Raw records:
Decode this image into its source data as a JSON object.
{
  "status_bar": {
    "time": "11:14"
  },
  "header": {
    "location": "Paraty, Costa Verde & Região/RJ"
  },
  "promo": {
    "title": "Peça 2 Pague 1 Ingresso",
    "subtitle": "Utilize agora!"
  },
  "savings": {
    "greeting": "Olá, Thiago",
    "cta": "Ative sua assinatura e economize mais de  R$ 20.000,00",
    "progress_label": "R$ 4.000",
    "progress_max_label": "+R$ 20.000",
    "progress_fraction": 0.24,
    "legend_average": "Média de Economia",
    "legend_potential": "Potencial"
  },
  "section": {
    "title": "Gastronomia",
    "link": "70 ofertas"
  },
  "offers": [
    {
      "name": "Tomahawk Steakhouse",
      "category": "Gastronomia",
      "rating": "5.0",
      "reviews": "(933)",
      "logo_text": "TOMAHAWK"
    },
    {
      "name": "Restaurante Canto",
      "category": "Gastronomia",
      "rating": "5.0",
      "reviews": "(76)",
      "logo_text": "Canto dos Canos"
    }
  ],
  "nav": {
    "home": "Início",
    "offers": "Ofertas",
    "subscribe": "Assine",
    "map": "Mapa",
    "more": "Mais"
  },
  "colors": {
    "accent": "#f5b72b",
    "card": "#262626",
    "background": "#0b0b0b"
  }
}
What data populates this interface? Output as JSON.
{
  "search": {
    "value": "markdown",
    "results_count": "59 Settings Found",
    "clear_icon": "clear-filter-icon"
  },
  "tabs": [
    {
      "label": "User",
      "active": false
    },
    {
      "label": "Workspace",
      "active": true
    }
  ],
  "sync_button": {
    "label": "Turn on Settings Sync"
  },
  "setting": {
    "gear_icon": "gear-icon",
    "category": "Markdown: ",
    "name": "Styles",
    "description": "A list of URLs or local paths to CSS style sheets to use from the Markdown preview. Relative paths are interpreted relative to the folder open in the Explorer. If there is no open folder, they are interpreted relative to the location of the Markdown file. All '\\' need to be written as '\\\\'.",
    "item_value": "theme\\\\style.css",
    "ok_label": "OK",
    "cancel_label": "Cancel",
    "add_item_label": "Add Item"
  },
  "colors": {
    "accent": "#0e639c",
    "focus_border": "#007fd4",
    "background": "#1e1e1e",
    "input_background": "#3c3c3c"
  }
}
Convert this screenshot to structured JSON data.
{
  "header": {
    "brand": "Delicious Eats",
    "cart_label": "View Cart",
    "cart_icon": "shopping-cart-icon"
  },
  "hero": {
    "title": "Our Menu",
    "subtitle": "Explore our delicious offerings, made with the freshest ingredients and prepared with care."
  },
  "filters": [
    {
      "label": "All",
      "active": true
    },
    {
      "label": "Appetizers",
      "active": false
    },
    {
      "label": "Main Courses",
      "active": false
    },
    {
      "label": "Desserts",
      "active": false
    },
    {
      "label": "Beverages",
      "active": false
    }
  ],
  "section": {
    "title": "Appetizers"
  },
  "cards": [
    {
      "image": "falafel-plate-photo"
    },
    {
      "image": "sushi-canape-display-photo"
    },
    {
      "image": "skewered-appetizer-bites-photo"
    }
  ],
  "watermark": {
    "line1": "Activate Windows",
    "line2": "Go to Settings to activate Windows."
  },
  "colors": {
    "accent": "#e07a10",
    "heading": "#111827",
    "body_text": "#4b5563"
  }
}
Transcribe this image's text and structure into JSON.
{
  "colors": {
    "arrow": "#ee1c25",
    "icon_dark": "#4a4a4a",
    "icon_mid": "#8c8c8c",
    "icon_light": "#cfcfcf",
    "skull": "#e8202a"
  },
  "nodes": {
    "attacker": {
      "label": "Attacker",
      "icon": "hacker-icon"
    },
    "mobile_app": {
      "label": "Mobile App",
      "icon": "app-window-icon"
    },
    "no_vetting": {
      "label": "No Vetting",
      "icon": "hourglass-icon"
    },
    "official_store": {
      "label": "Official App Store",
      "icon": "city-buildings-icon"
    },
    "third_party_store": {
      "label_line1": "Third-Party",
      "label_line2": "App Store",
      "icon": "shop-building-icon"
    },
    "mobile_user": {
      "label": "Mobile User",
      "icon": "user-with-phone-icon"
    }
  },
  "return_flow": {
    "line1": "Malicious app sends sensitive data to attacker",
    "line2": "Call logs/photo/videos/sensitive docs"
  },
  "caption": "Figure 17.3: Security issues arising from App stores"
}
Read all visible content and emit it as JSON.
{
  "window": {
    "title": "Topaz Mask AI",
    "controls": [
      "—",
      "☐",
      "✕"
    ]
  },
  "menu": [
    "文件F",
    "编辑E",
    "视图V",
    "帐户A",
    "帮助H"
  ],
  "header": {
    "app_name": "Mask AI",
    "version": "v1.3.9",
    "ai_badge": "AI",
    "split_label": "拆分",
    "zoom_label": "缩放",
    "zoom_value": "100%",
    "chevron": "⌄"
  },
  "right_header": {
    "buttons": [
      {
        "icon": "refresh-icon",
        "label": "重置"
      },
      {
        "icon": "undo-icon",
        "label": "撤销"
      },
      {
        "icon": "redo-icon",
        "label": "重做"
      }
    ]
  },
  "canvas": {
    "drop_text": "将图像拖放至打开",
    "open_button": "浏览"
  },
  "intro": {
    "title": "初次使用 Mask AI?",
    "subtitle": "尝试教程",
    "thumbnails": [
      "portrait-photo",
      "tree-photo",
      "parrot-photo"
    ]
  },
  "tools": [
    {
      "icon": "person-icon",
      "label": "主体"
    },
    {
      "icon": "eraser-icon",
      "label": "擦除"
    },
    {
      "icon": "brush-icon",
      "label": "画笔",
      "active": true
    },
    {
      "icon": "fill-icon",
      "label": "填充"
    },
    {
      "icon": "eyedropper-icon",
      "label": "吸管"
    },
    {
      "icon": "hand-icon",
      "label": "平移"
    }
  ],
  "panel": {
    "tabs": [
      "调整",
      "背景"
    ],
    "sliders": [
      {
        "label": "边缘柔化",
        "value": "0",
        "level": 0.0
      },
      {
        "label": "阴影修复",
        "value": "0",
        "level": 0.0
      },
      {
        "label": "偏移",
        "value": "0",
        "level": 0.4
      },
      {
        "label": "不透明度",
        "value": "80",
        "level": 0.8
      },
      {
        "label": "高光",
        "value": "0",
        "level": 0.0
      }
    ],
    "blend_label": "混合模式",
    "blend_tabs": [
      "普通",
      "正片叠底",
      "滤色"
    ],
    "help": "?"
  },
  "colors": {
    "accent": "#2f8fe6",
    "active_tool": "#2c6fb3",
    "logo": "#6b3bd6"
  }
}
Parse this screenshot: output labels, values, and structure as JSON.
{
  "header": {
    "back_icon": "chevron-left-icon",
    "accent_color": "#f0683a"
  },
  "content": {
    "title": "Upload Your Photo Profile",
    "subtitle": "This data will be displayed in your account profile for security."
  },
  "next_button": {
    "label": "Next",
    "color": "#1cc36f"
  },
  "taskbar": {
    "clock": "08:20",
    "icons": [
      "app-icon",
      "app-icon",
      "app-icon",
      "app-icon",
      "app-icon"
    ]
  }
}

### What is asked
Go through the records and copy each line with "Canto" in it.

### Response to this task
      "name": "Restaurante Canto",
      "logo_text": "Canto dos Canos"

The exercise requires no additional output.